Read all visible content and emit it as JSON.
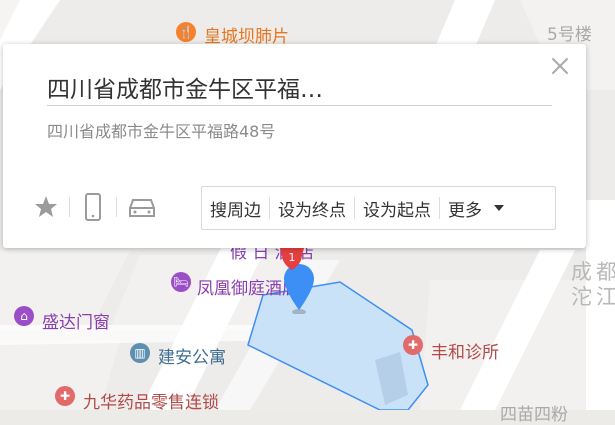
{
  "popup": {
    "title": "四川省成都市金牛区平福…",
    "address": "四川省成都市金牛区平福路48号",
    "close_icon": "close-icon",
    "icons": [
      "star-icon",
      "phone-icon",
      "car-icon"
    ],
    "actions": [
      "搜周边",
      "设为终点",
      "设为起点",
      "更多"
    ]
  },
  "map": {
    "labels": {
      "top_restaurant": "皇城坝肺片",
      "building": "5号楼",
      "hotel": "凤凰御庭酒店",
      "shop": "盛达门窗",
      "apartment": "建安公寓",
      "clinic": "丰和诊所",
      "pharmacy": "九华药品零售连锁",
      "partial_hotel": "假 日 酒 店",
      "road_col1": "成沱",
      "road_col2": "都江",
      "bottom_right": "四苗四粉"
    },
    "marker_badge": "1",
    "highlight_color": "#c9e2f8",
    "marker_color": "#3d8ef5",
    "poi_text_color": "#8a3fb0"
  }
}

» **Job**: Strip out the images, then output the records above word for word.

» **Solved problem**:
Read all visible content and emit it as JSON.
{
  "popup": {
    "title": "四川省成都市金牛区平福…",
    "address": "四川省成都市金牛区平福路48号",
    "close_icon": "close-icon",
    "icons": [
      "star-icon",
      "phone-icon",
      "car-icon"
    ],
    "actions": [
      "搜周边",
      "设为终点",
      "设为起点",
      "更多"
    ]
  },
  "map": {
    "labels": {
      "top_restaurant": "皇城坝肺片",
      "building": "5号楼",
      "hotel": "凤凰御庭酒店",
      "shop": "盛达门窗",
      "apartment": "建安公寓",
      "clinic": "丰和诊所",
      "pharmacy": "九华药品零售连锁",
      "partial_hotel": "假 日 酒 店",
      "road_col1": "成沱",
      "road_col2": "都江",
      "bottom_right": "四苗四粉"
    },
    "marker_badge": "1",
    "highlight_color": "#c9e2f8",
    "marker_color": "#3d8ef5",
    "poi_text_color": "#8a3fb0"
  }
}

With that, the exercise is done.